··· Material for this task

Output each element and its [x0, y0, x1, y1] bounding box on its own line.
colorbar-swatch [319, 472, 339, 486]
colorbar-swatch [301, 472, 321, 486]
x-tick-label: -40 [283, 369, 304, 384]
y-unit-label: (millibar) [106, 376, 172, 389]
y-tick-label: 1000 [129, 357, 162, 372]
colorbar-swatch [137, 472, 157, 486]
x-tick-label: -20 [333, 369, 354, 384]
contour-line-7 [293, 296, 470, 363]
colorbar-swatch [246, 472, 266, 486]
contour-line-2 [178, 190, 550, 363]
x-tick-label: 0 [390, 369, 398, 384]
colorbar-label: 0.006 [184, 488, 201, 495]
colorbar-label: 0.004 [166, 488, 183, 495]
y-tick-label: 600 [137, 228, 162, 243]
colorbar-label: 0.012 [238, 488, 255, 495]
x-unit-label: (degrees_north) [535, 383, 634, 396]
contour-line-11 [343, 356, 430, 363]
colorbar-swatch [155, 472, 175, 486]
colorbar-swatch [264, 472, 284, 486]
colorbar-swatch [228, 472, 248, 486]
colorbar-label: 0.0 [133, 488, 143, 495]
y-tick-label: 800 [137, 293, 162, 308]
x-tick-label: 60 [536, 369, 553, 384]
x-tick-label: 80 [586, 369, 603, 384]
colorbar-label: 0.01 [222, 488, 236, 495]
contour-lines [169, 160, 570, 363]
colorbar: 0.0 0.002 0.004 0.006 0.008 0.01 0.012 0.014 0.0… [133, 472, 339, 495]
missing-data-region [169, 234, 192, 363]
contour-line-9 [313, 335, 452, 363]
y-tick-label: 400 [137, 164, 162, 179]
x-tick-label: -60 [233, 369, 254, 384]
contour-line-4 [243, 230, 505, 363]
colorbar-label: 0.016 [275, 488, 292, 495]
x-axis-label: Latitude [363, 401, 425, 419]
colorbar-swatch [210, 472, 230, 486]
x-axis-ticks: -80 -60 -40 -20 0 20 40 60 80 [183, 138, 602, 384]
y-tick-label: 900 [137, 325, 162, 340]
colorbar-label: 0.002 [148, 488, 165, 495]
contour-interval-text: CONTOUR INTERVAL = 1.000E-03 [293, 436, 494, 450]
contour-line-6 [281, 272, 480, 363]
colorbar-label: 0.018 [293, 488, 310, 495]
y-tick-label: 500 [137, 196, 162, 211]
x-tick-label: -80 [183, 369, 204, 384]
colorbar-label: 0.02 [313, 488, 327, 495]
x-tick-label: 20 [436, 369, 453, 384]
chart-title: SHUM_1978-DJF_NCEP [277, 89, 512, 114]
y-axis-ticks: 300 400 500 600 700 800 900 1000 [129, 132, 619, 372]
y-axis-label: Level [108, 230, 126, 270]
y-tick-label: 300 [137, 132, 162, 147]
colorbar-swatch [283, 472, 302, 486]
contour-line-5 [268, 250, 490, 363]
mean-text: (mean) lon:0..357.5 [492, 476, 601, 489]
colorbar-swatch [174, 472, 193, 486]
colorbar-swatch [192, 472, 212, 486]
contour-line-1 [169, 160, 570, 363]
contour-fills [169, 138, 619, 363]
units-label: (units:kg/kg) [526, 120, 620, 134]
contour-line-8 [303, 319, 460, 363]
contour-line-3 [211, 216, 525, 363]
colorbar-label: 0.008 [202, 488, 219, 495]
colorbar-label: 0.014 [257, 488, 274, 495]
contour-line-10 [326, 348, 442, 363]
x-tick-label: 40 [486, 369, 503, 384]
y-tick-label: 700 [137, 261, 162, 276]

······

> What needs to be done
Replace every "colorbar-swatch" in the lines with "legend-swatch", leaving all else unchanged.

> Written solution
Output each element and its [x0, y0, x1, y1] bounding box on its own line.
legend-swatch [319, 472, 339, 486]
legend-swatch [301, 472, 321, 486]
x-tick-label: -40 [283, 369, 304, 384]
y-unit-label: (millibar) [106, 376, 172, 389]
y-tick-label: 1000 [129, 357, 162, 372]
legend-swatch [137, 472, 157, 486]
x-tick-label: -20 [333, 369, 354, 384]
contour-line-7 [293, 296, 470, 363]
legend-swatch [246, 472, 266, 486]
contour-line-2 [178, 190, 550, 363]
x-tick-label: 0 [390, 369, 398, 384]
colorbar-label: 0.006 [184, 488, 201, 495]
colorbar-label: 0.004 [166, 488, 183, 495]
y-tick-label: 600 [137, 228, 162, 243]
colorbar-label: 0.012 [238, 488, 255, 495]
x-unit-label: (degrees_north) [535, 383, 634, 396]
contour-line-11 [343, 356, 430, 363]
legend-swatch [155, 472, 175, 486]
legend-swatch [264, 472, 284, 486]
legend-swatch [228, 472, 248, 486]
colorbar-label: 0.0 [133, 488, 143, 495]
y-tick-label: 800 [137, 293, 162, 308]
x-tick-label: 60 [536, 369, 553, 384]
x-tick-label: 80 [586, 369, 603, 384]
colorbar-label: 0.01 [222, 488, 236, 495]
contour-lines [169, 160, 570, 363]
colorbar: 0.0 0.002 0.004 0.006 0.008 0.01 0.012 0.014 0.0… [133, 472, 339, 495]
missing-data-region [169, 234, 192, 363]
contour-line-9 [313, 335, 452, 363]
y-tick-label: 400 [137, 164, 162, 179]
x-tick-label: -60 [233, 369, 254, 384]
contour-line-4 [243, 230, 505, 363]
colorbar-label: 0.016 [275, 488, 292, 495]
x-axis-label: Latitude [363, 401, 425, 419]
legend-swatch [210, 472, 230, 486]
x-axis-ticks: -80 -60 -40 -20 0 20 40 60 80 [183, 138, 602, 384]
y-tick-label: 900 [137, 325, 162, 340]
colorbar-label: 0.002 [148, 488, 165, 495]
contour-interval-text: CONTOUR INTERVAL = 1.000E-03 [293, 436, 494, 450]
contour-line-6 [281, 272, 480, 363]
colorbar-label: 0.018 [293, 488, 310, 495]
y-tick-label: 500 [137, 196, 162, 211]
x-tick-label: -80 [183, 369, 204, 384]
colorbar-label: 0.02 [313, 488, 327, 495]
x-tick-label: 20 [436, 369, 453, 384]
chart-title: SHUM_1978-DJF_NCEP [277, 89, 512, 114]
y-axis-ticks: 300 400 500 600 700 800 900 1000 [129, 132, 619, 372]
y-axis-label: Level [108, 230, 126, 270]
y-tick-label: 300 [137, 132, 162, 147]
legend-swatch [283, 472, 302, 486]
contour-line-5 [268, 250, 490, 363]
mean-text: (mean) lon:0..357.5 [492, 476, 601, 489]
legend-swatch [174, 472, 193, 486]
legend-swatch [192, 472, 212, 486]
contour-line-1 [169, 160, 570, 363]
contour-fills [169, 138, 619, 363]
units-label: (units:kg/kg) [526, 120, 620, 134]
contour-line-8 [303, 319, 460, 363]
contour-line-3 [211, 216, 525, 363]
colorbar-label: 0.008 [202, 488, 219, 495]
colorbar-label: 0.014 [257, 488, 274, 495]
contour-line-10 [326, 348, 442, 363]
x-tick-label: 40 [486, 369, 503, 384]
y-tick-label: 700 [137, 261, 162, 276]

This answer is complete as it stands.